• _Exercise aim_
Please reproduce every line of the records below word for word, changing nothing.

<<<<

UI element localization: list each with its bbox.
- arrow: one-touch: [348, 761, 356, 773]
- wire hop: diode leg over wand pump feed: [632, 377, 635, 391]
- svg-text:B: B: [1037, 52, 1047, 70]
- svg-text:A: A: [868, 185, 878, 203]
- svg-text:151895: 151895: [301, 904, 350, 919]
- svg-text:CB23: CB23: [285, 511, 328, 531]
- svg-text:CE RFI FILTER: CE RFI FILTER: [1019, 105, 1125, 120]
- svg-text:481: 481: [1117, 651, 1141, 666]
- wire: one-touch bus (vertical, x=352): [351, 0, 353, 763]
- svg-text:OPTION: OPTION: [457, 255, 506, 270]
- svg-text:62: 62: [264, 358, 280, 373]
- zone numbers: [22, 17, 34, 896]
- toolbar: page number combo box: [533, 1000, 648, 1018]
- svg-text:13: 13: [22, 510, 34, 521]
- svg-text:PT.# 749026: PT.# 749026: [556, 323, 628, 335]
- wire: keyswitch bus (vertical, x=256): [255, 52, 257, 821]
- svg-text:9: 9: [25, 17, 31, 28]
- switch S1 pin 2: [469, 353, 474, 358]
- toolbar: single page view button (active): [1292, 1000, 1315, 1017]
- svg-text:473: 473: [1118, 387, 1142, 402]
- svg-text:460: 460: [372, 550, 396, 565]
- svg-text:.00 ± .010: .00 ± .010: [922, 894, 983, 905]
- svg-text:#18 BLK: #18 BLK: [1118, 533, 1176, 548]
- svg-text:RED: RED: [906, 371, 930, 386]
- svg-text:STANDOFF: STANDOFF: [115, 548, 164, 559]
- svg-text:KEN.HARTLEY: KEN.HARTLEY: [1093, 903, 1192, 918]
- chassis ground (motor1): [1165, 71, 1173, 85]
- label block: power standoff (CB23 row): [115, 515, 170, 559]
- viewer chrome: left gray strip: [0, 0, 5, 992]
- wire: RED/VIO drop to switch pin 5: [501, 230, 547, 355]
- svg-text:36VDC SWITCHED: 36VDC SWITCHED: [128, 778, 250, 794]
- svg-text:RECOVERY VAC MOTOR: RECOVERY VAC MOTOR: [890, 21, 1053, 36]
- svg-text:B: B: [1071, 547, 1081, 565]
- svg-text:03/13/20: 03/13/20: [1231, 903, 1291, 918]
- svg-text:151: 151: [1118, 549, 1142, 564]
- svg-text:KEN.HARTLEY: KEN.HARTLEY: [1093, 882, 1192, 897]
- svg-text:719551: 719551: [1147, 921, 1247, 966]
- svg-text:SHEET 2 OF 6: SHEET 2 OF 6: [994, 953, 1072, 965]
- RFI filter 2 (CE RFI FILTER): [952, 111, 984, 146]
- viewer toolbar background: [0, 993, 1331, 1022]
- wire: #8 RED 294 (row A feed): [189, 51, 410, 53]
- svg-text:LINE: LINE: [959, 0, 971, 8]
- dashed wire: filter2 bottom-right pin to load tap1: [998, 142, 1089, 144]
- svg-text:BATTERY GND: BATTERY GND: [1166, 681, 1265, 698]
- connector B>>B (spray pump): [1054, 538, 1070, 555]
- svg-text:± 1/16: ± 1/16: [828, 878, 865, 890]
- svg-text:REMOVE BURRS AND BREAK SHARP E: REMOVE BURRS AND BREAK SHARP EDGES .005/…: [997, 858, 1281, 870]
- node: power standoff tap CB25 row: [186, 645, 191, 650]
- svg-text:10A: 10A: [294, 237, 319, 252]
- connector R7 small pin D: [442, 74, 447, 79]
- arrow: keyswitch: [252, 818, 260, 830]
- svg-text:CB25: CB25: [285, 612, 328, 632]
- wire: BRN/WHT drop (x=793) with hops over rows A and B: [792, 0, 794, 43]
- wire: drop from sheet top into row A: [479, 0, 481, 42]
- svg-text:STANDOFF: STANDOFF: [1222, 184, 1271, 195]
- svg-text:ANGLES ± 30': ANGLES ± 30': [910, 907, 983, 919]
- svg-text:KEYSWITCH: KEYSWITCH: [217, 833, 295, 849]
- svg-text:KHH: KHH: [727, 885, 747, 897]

>>>>

• _Answer_
UI element localization: list each with its bbox.
- arrow: one-touch: [348, 761, 356, 773]
- wire hop: diode leg over wand pump feed: [632, 377, 635, 391]
- svg-text:B: B: [1037, 52, 1047, 70]
- svg-text:A: A: [868, 185, 878, 203]
- svg-text:151895: 151895: [301, 904, 350, 919]
- svg-text:CB23: CB23: [285, 511, 328, 531]
- svg-text:CE RFI FILTER: CE RFI FILTER: [1019, 105, 1125, 120]
- svg-text:481: 481: [1117, 651, 1141, 666]
- wire: one-touch bus (vertical, x=352): [351, 0, 353, 763]
- svg-text:OPTION: OPTION: [457, 255, 506, 270]
- svg-text:62: 62: [264, 358, 280, 373]
- zone numbers: [22, 17, 34, 896]
- toolbar: page number combo box: [533, 1000, 648, 1018]
- svg-text:13: 13: [22, 510, 34, 521]
- svg-text:PT.# 749026: PT.# 749026: [556, 323, 628, 335]
- wire: keyswitch bus (vertical, x=256): [255, 52, 257, 821]
- svg-text:9: 9: [25, 17, 31, 28]
- switch S1 pin 2: [469, 353, 474, 358]
- toolbar: single page view button (active): [1292, 1000, 1315, 1017]
- svg-text:473: 473: [1118, 387, 1142, 402]
- svg-text:460: 460: [372, 550, 396, 565]
- svg-text:.00 ± .010: .00 ± .010: [922, 894, 983, 905]
- svg-text:#18 BLK: #18 BLK: [1118, 533, 1176, 548]
- svg-text:RED: RED: [906, 371, 930, 386]
- svg-text:STANDOFF: STANDOFF: [115, 548, 164, 559]
- svg-text:KEN.HARTLEY: KEN.HARTLEY: [1093, 903, 1192, 918]
- chassis ground (motor1): [1165, 71, 1173, 85]
- label block: power standoff (CB23 row): [115, 515, 170, 559]
- viewer chrome: left gray strip: [0, 0, 5, 992]
- wire: RED/VIO drop to switch pin 5: [501, 230, 547, 355]
- svg-text:36VDC SWITCHED: 36VDC SWITCHED: [128, 778, 250, 794]
- svg-text:RECOVERY VAC MOTOR: RECOVERY VAC MOTOR: [890, 21, 1053, 36]
- svg-text:B: B: [1071, 547, 1081, 565]
- svg-text:03/13/20: 03/13/20: [1231, 903, 1291, 918]
- svg-text:151: 151: [1118, 549, 1142, 564]
- svg-text:KEN.HARTLEY: KEN.HARTLEY: [1093, 882, 1192, 897]
- svg-text:719551: 719551: [1147, 921, 1247, 966]
- svg-text:SHEET 2 OF 6: SHEET 2 OF 6: [994, 953, 1072, 965]
- RFI filter 2 (CE RFI FILTER): [952, 111, 984, 146]
- viewer toolbar background: [0, 993, 1331, 1022]
- wire: #8 RED 294 (row A feed): [189, 51, 410, 53]
- svg-text:LINE: LINE: [959, 0, 971, 8]
- dashed wire: filter2 bottom-right pin to load tap1: [998, 142, 1089, 144]
- svg-text:BATTERY GND: BATTERY GND: [1166, 681, 1265, 698]
- connector B>>B (spray pump): [1054, 538, 1070, 555]
- svg-text:± 1/16: ± 1/16: [828, 878, 865, 890]
- svg-text:REMOVE BURRS AND BREAK SHARP E: REMOVE BURRS AND BREAK SHARP EDGES .005/…: [997, 858, 1281, 870]
- node: power standoff tap CB25 row: [186, 645, 191, 650]
- svg-text:10A: 10A: [294, 237, 319, 252]
- connector R7 small pin D: [442, 74, 447, 79]
- arrow: keyswitch: [252, 818, 260, 830]
- svg-text:CB25: CB25: [285, 612, 328, 632]
- wire: BRN/WHT drop (x=793) with hops over rows A and B: [792, 0, 794, 43]
- wire: drop from sheet top into row A: [479, 0, 481, 42]
- svg-text:STANDOFF: STANDOFF: [1222, 184, 1271, 195]
- svg-text:ANGLES ± 30': ANGLES ± 30': [910, 907, 983, 919]
- svg-text:KEYSWITCH: KEYSWITCH: [217, 833, 295, 849]
- svg-text:KHH: KHH: [727, 885, 747, 897]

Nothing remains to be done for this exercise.